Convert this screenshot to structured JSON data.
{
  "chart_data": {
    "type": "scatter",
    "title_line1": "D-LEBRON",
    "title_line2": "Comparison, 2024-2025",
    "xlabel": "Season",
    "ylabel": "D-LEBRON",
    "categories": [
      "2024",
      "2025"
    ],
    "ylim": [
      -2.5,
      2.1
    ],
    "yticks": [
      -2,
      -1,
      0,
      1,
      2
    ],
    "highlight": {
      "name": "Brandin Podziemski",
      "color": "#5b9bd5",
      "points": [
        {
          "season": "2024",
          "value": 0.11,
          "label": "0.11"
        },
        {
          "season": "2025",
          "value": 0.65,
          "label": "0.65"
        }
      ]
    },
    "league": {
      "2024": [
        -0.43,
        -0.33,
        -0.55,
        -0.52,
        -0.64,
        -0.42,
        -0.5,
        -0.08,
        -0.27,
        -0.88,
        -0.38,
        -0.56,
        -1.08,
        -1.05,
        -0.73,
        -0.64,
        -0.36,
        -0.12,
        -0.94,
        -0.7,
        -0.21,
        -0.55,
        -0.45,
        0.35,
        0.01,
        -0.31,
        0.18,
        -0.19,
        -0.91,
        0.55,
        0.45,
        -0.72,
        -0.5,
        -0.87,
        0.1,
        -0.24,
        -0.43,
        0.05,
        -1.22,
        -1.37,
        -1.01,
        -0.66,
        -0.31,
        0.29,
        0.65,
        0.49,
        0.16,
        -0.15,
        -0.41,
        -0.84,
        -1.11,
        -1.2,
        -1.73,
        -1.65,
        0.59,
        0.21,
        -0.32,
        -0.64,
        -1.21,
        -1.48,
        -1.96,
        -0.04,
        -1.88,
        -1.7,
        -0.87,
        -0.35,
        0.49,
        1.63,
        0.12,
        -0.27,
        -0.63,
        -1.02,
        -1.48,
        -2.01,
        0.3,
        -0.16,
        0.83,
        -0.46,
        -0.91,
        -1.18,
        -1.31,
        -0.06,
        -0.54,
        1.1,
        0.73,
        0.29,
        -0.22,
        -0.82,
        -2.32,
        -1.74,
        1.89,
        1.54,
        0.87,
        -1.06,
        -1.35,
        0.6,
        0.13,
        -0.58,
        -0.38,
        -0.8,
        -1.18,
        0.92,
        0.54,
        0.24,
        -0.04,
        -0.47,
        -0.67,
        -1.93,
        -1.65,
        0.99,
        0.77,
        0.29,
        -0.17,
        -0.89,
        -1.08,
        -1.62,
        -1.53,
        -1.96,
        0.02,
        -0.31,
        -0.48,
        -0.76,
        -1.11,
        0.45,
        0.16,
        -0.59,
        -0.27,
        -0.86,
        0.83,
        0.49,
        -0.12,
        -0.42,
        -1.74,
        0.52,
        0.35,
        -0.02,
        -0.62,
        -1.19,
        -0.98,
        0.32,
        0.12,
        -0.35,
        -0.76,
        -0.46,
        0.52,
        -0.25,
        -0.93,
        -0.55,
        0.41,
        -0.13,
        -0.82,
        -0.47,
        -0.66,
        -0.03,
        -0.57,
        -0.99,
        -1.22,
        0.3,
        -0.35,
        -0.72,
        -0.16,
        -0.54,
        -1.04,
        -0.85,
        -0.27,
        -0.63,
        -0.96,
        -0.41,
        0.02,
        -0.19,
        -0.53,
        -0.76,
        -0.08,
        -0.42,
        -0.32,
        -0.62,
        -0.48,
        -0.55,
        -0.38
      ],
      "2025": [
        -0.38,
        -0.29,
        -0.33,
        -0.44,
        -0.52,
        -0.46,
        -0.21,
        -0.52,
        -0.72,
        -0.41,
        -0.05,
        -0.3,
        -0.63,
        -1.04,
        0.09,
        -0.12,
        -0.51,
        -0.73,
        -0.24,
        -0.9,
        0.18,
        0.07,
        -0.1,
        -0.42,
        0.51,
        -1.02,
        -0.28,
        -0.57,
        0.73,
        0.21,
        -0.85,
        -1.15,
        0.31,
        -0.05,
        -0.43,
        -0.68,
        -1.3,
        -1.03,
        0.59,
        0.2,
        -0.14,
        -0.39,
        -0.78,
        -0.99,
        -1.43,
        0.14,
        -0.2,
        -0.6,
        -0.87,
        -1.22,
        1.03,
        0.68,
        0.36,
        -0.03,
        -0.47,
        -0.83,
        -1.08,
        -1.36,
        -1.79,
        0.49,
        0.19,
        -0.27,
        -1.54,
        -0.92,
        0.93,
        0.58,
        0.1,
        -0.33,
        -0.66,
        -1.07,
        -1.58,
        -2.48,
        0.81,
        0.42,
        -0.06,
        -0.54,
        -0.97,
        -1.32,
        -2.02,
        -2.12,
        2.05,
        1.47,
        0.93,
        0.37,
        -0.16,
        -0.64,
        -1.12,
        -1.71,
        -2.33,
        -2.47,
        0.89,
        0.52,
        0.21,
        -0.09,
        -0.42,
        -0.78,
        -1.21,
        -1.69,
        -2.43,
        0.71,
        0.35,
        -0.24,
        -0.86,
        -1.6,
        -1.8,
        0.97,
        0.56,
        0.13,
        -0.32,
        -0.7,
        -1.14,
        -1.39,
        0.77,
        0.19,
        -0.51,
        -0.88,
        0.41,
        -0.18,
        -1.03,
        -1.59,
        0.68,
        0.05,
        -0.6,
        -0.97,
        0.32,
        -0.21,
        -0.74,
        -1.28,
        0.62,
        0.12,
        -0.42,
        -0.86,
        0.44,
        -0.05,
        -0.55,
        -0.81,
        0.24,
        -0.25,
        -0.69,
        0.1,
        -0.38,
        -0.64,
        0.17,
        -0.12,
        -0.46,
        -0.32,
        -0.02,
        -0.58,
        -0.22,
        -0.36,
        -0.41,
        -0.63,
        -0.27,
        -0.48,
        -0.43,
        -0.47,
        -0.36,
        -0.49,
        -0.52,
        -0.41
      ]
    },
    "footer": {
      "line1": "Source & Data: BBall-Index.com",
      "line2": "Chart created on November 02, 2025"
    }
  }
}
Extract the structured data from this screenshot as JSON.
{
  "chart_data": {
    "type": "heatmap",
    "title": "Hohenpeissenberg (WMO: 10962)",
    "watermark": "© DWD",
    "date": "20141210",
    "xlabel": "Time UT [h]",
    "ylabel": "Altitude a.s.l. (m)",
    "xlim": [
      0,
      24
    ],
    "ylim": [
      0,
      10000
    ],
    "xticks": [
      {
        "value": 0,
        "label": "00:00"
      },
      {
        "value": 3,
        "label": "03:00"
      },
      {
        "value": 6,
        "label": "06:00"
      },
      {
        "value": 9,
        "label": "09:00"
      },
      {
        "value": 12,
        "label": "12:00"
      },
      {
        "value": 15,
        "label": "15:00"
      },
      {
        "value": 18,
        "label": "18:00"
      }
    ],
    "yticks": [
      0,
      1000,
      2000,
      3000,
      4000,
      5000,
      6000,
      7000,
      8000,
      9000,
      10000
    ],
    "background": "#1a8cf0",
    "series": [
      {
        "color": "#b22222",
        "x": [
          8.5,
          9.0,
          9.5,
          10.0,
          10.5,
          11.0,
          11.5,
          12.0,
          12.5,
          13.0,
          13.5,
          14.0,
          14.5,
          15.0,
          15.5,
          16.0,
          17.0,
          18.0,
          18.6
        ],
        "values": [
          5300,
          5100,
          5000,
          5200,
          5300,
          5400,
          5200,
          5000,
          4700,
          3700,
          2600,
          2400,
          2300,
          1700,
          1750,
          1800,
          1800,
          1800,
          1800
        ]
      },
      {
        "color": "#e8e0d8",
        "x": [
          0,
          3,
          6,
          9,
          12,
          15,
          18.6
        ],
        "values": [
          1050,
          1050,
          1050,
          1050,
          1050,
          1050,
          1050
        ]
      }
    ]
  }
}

--------------------------------

_Direction_
Copy every line of the listing that contains the word "color".

_Correct result_
      "color": "#5b9bd5",
        "color": "#b22222",
        "color": "#e8e0d8",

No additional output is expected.